### Problem to work on
Give the number of lines in the records below that include "this". Reply with that number alone.

Records excerpted from a collection
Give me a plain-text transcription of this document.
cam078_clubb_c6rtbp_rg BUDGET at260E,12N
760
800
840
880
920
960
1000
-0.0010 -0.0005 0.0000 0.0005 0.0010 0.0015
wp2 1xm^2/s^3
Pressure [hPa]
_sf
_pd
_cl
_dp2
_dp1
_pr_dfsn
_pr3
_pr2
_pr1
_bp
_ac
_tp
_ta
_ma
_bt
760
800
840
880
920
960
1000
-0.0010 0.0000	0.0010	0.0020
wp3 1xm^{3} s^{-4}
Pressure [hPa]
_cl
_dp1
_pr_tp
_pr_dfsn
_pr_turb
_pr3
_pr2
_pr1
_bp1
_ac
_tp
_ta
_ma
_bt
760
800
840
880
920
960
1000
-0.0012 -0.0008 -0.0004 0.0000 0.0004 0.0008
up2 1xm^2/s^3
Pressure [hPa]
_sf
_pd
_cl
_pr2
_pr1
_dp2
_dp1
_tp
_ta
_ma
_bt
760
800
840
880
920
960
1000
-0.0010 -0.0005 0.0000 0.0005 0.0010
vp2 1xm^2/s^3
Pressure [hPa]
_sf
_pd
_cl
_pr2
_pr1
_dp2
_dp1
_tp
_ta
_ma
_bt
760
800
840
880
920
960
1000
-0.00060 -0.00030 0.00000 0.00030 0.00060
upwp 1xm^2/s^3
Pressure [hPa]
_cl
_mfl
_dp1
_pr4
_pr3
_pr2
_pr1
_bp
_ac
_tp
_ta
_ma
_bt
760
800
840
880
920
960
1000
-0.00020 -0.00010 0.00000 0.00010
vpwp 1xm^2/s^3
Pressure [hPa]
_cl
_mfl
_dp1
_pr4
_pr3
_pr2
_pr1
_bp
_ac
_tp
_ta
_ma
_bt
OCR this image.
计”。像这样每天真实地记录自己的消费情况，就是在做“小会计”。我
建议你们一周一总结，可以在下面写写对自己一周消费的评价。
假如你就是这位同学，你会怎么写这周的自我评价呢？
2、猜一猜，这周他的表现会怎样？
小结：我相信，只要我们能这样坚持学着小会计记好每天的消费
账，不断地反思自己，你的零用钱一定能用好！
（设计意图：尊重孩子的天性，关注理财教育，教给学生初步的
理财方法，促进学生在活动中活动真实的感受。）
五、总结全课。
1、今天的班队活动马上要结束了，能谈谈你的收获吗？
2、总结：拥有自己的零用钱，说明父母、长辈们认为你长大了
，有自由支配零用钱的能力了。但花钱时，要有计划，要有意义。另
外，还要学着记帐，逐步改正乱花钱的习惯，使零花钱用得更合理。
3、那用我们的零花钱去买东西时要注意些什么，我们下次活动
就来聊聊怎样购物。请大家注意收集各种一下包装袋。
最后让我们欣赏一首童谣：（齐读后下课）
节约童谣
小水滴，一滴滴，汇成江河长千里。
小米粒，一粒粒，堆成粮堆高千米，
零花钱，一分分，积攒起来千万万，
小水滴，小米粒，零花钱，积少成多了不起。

### Reply
2